Look through the lines below and state how many hold the word "screenshot". Write only the number.

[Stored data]
***
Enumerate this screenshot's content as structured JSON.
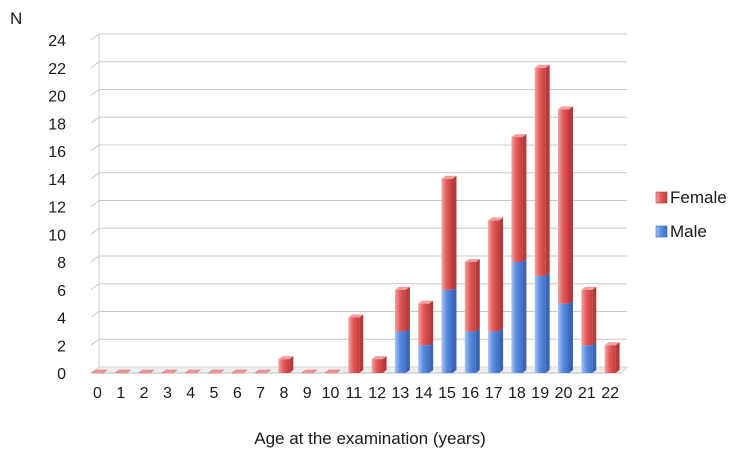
{
  "chart_data": {
    "type": "bar",
    "stacked": true,
    "categories": [
      "0",
      "1",
      "2",
      "3",
      "4",
      "5",
      "6",
      "7",
      "8",
      "9",
      "10",
      "11",
      "12",
      "13",
      "14",
      "15",
      "16",
      "17",
      "18",
      "19",
      "20",
      "21",
      "22"
    ],
    "series": [
      {
        "name": "Male",
        "values": [
          0,
          0,
          0,
          0,
          0,
          0,
          0,
          0,
          0,
          0,
          0,
          0,
          0,
          3,
          2,
          6,
          3,
          3,
          8,
          7,
          5,
          2,
          0
        ]
      },
      {
        "name": "Female",
        "values": [
          0,
          0,
          0,
          0,
          0,
          0,
          0,
          0,
          1,
          0,
          0,
          4,
          1,
          3,
          3,
          8,
          5,
          8,
          9,
          15,
          14,
          4,
          2
        ]
      }
    ],
    "xlabel": "Age at the examination (years)",
    "ylabel": "N",
    "ylim": [
      0,
      24
    ],
    "yticks": [
      0,
      2,
      4,
      6,
      8,
      10,
      12,
      14,
      16,
      18,
      20,
      22,
      24
    ],
    "grid": true,
    "legend": {
      "placement": "right",
      "entries": [
        "Female",
        "Male"
      ]
    },
    "colors": {
      "Female": "#e5595a",
      "Male": "#5f8fe0",
      "grid": "#c8c8c8",
      "floor": "#d9d9d9"
    }
  }
}
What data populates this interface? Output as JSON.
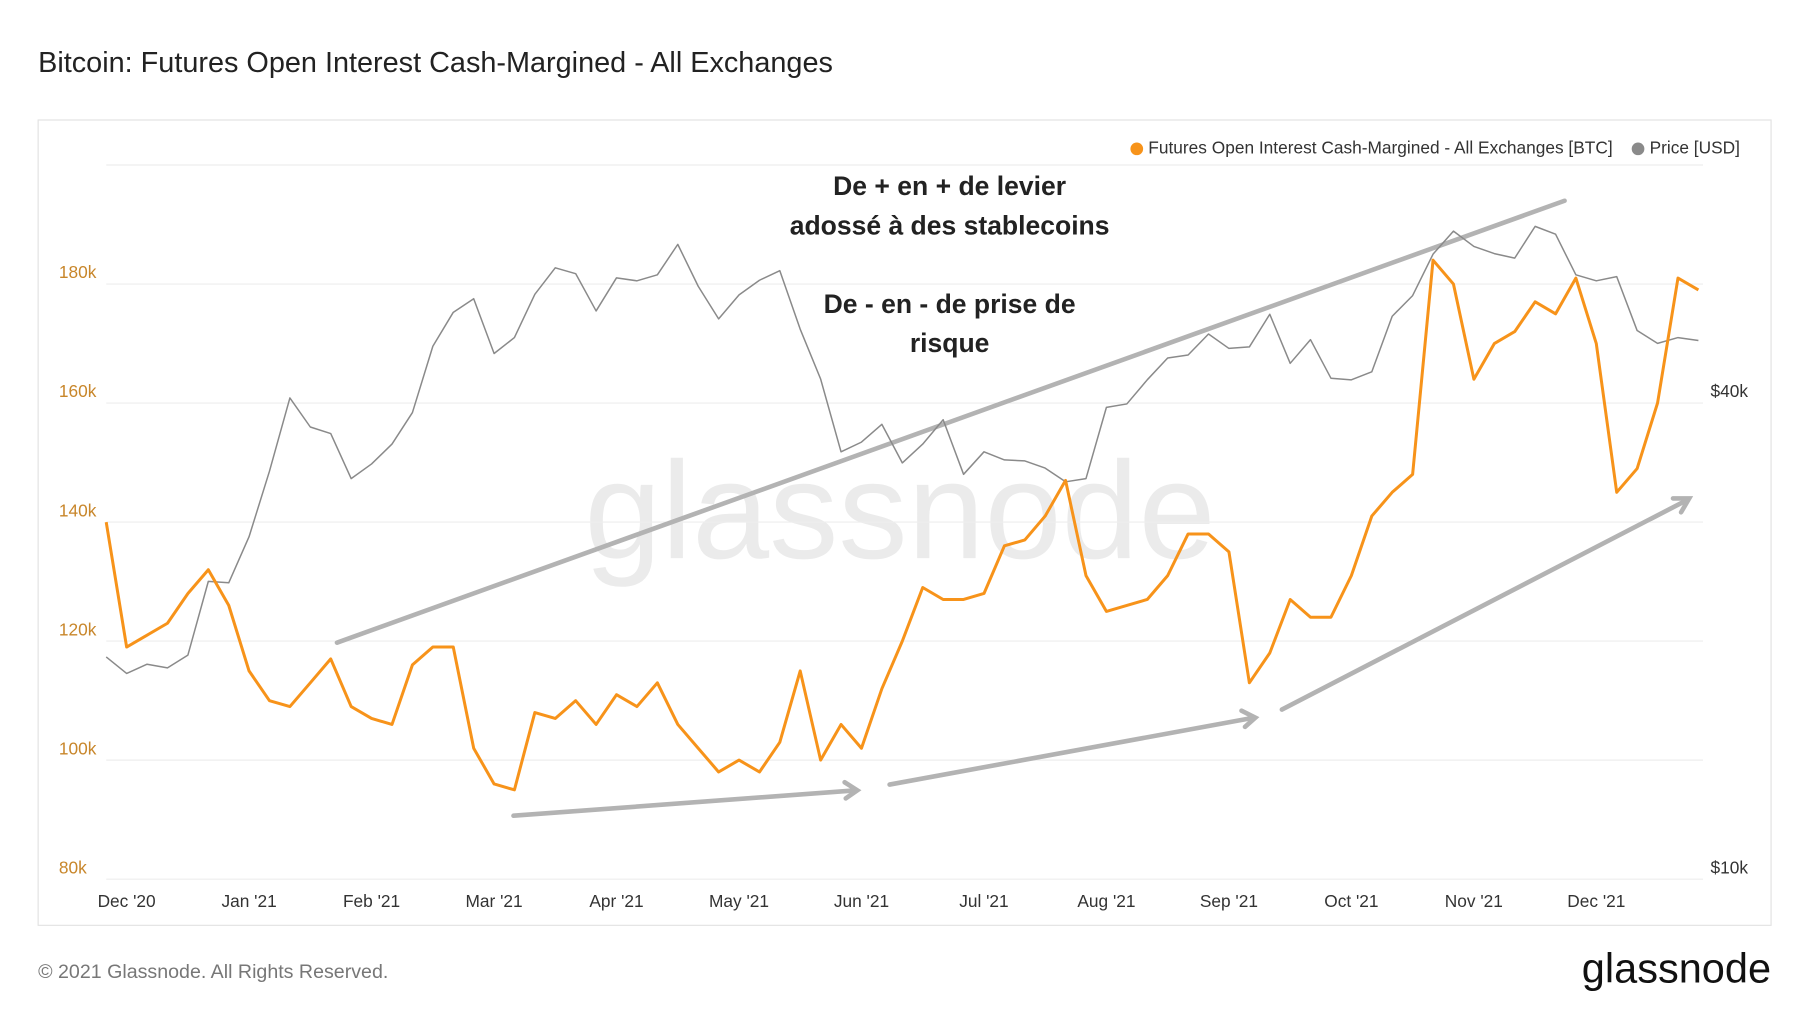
{
  "chart_data": {
    "type": "line",
    "title": "Bitcoin: Futures Open Interest Cash-Margined - All Exchanges",
    "categories": [
      null,
      "Dec '20",
      null,
      null,
      null,
      null,
      null,
      "Jan '21",
      null,
      null,
      null,
      null,
      null,
      "Feb '21",
      null,
      null,
      null,
      null,
      null,
      "Mar '21",
      null,
      null,
      null,
      null,
      null,
      "Apr '21",
      null,
      null,
      null,
      null,
      null,
      "May '21",
      null,
      null,
      null,
      null,
      null,
      "Jun '21",
      null,
      null,
      null,
      null,
      null,
      "Jul '21",
      null,
      null,
      null,
      null,
      null,
      "Aug '21",
      null,
      null,
      null,
      null,
      null,
      "Sep '21",
      null,
      null,
      null,
      null,
      null,
      "Oct '21",
      null,
      null,
      null,
      null,
      null,
      "Nov '21",
      null,
      null,
      null,
      null,
      null,
      "Dec '21",
      null,
      null,
      null,
      null,
      null
    ],
    "series": [
      {
        "name": "Futures Open Interest Cash-Margined - All Exchanges [BTC]",
        "color": "#f7931a",
        "values": [
          140000,
          119000,
          121000,
          123000,
          128000,
          132000,
          126000,
          115000,
          110000,
          109000,
          113000,
          117000,
          109000,
          107000,
          106000,
          116000,
          119000,
          119000,
          102000,
          96000,
          95000,
          108000,
          107000,
          110000,
          106000,
          111000,
          109000,
          113000,
          106000,
          102000,
          98000,
          100000,
          98000,
          103000,
          115000,
          100000,
          106000,
          102000,
          112000,
          120000,
          129000,
          127000,
          127000,
          128000,
          136000,
          137000,
          141000,
          147000,
          131000,
          125000,
          126000,
          127000,
          131000,
          138000,
          138000,
          135000,
          113000,
          118000,
          127000,
          124000,
          124000,
          131000,
          141000,
          145000,
          148000,
          184000,
          180000,
          164000,
          170000,
          172000,
          177000,
          175000,
          181000,
          170000,
          145000,
          149000,
          160000,
          181000,
          179000
        ]
      },
      {
        "name": "Price [USD]",
        "color": "#8a8a8a",
        "axis": "y2",
        "values": [
          19100,
          18200,
          18700,
          18500,
          19200,
          23800,
          23700,
          27100,
          32800,
          40600,
          37300,
          36600,
          32100,
          33500,
          35500,
          38900,
          47200,
          52100,
          54200,
          46200,
          48400,
          54900,
          59300,
          58300,
          52300,
          57600,
          57100,
          58100,
          63500,
          56200,
          51100,
          54800,
          57200,
          58800,
          49600,
          42900,
          34700,
          35700,
          37600,
          33600,
          35500,
          38100,
          32500,
          34700,
          33900,
          33800,
          33100,
          31800,
          32100,
          39500,
          39900,
          42800,
          45600,
          46000,
          48900,
          46900,
          47100,
          51800,
          44900,
          48100,
          43000,
          42800,
          43800,
          51500,
          54700,
          61700,
          66000,
          63100,
          61800,
          61000,
          66900,
          65400,
          58100,
          57100,
          57800,
          49400,
          47600,
          48400,
          48000
        ]
      }
    ],
    "ylim": [
      80000,
      200000
    ],
    "yticks": [
      {
        "value": 80000,
        "label": "80k"
      },
      {
        "value": 100000,
        "label": "100k"
      },
      {
        "value": 120000,
        "label": "120k"
      },
      {
        "value": 140000,
        "label": "140k"
      },
      {
        "value": 160000,
        "label": "160k"
      },
      {
        "value": 180000,
        "label": "180k"
      }
    ],
    "y2lim": [
      10000,
      80000
    ],
    "y2scale": "log",
    "y2ticks": [
      {
        "value": 10000,
        "label": "$10k"
      },
      {
        "value": 40000,
        "label": "$40k"
      }
    ],
    "grid": true,
    "legend": "top-right",
    "annotations": [
      "De + en + de levier",
      "adossé à des stablecoins",
      "De - en - de prise de",
      "risque"
    ],
    "watermark": "glassnode"
  },
  "footer": {
    "copyright": "© 2021 Glassnode. All Rights Reserved.",
    "logo": "glassnode"
  }
}
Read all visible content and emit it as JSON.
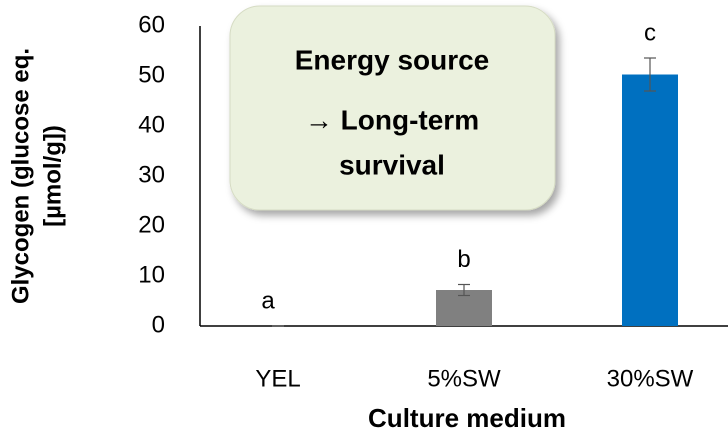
{
  "chart_data": {
    "type": "bar",
    "xlabel": "Culture medium",
    "ylabel": [
      "Glycogen (glucose eq.",
      "[µmol/g])"
    ],
    "categories": [
      "YEL",
      "5%SW",
      "30%SW"
    ],
    "values": [
      0,
      7.2,
      50.3
    ],
    "errors": [
      0,
      1.1,
      3.3
    ],
    "colors": [
      "#808080",
      "#808080",
      "#0070c0"
    ],
    "significance_letters": [
      "a",
      "b",
      "c"
    ],
    "annotation": [
      "Energy source",
      "→ Long-term",
      "survival"
    ],
    "ylim": [
      0,
      60
    ],
    "yticks": [
      0,
      10,
      20,
      30,
      40,
      50,
      60
    ],
    "grid": false
  }
}
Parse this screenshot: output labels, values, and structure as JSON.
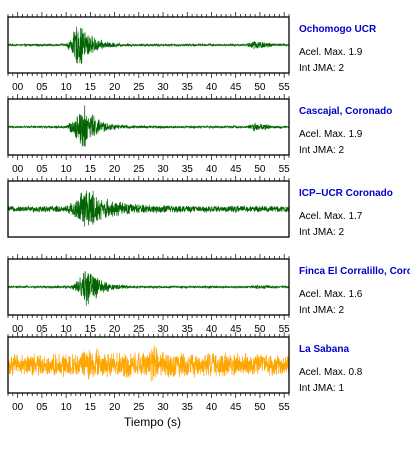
{
  "chart_data": {
    "type": "line",
    "x_unit_label": "Tiempo (s)",
    "xlim": [
      -2,
      56
    ],
    "xticks": [
      0,
      5,
      10,
      15,
      20,
      25,
      30,
      35,
      40,
      45,
      50,
      55
    ],
    "xtick_labels": [
      "00",
      "05",
      "10",
      "15",
      "20",
      "25",
      "30",
      "35",
      "40",
      "45",
      "50",
      "55"
    ],
    "xticks_minor_step": 1,
    "grid": false,
    "legend": "none",
    "panels": [
      {
        "station": "Ochomogo UCR",
        "color": "#006400",
        "acel_label": "Acel. Max.",
        "acel_value": 1.9,
        "jma_label": "Int JMA:",
        "jma_value": 2,
        "envelope": [
          {
            "t": 0,
            "a": 0.04
          },
          {
            "t": 10,
            "a": 0.05
          },
          {
            "t": 11,
            "a": 0.35
          },
          {
            "t": 12.5,
            "a": 0.95
          },
          {
            "t": 14,
            "a": 0.7
          },
          {
            "t": 15.5,
            "a": 0.35
          },
          {
            "t": 18,
            "a": 0.15
          },
          {
            "t": 22,
            "a": 0.06
          },
          {
            "t": 47,
            "a": 0.04
          },
          {
            "t": 48.5,
            "a": 0.22
          },
          {
            "t": 50,
            "a": 0.18
          },
          {
            "t": 53,
            "a": 0.06
          },
          {
            "t": 56,
            "a": 0.04
          }
        ]
      },
      {
        "station": "Cascajal, Coronado",
        "color": "#006400",
        "acel_label": "Acel. Max.",
        "acel_value": 1.9,
        "jma_label": "Int JMA:",
        "jma_value": 2,
        "envelope": [
          {
            "t": 0,
            "a": 0.04
          },
          {
            "t": 10,
            "a": 0.05
          },
          {
            "t": 11.5,
            "a": 0.35
          },
          {
            "t": 13.5,
            "a": 0.95
          },
          {
            "t": 15,
            "a": 0.7
          },
          {
            "t": 16.5,
            "a": 0.35
          },
          {
            "t": 19,
            "a": 0.15
          },
          {
            "t": 23,
            "a": 0.06
          },
          {
            "t": 47,
            "a": 0.04
          },
          {
            "t": 49,
            "a": 0.2
          },
          {
            "t": 51,
            "a": 0.14
          },
          {
            "t": 53,
            "a": 0.05
          },
          {
            "t": 56,
            "a": 0.04
          }
        ]
      },
      {
        "station": "ICP–UCR Coronado",
        "color": "#006400",
        "acel_label": "Acel. Max.",
        "acel_value": 1.7,
        "jma_label": "Int JMA:",
        "jma_value": 2,
        "envelope": [
          {
            "t": 0,
            "a": 0.12
          },
          {
            "t": 10,
            "a": 0.15
          },
          {
            "t": 12,
            "a": 0.45
          },
          {
            "t": 14,
            "a": 0.95
          },
          {
            "t": 15.5,
            "a": 0.85
          },
          {
            "t": 17,
            "a": 0.5
          },
          {
            "t": 20,
            "a": 0.32
          },
          {
            "t": 25,
            "a": 0.2
          },
          {
            "t": 35,
            "a": 0.14
          },
          {
            "t": 56,
            "a": 0.14
          }
        ]
      },
      {
        "station": "Finca El Corralillo, Coronado",
        "color": "#006400",
        "acel_label": "Acel. Max.",
        "acel_value": 1.6,
        "jma_label": "Int JMA:",
        "jma_value": 2,
        "envelope": [
          {
            "t": 0,
            "a": 0.04
          },
          {
            "t": 11,
            "a": 0.05
          },
          {
            "t": 12.5,
            "a": 0.3
          },
          {
            "t": 14.5,
            "a": 0.95
          },
          {
            "t": 15.5,
            "a": 0.65
          },
          {
            "t": 17,
            "a": 0.3
          },
          {
            "t": 20,
            "a": 0.12
          },
          {
            "t": 24,
            "a": 0.05
          },
          {
            "t": 48,
            "a": 0.04
          },
          {
            "t": 50,
            "a": 0.1
          },
          {
            "t": 52,
            "a": 0.06
          },
          {
            "t": 56,
            "a": 0.04
          }
        ]
      },
      {
        "station": "La Sabana",
        "color": "#ffa500",
        "acel_label": "Acel. Max.",
        "acel_value": 0.8,
        "jma_label": "Int JMA:",
        "jma_value": 1,
        "envelope": [
          {
            "t": 0,
            "a": 0.45
          },
          {
            "t": 12,
            "a": 0.5
          },
          {
            "t": 15,
            "a": 0.75
          },
          {
            "t": 18,
            "a": 0.55
          },
          {
            "t": 27,
            "a": 0.55
          },
          {
            "t": 28,
            "a": 0.95
          },
          {
            "t": 29,
            "a": 0.55
          },
          {
            "t": 56,
            "a": 0.45
          }
        ]
      }
    ]
  }
}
***
TASK ANSWER: 2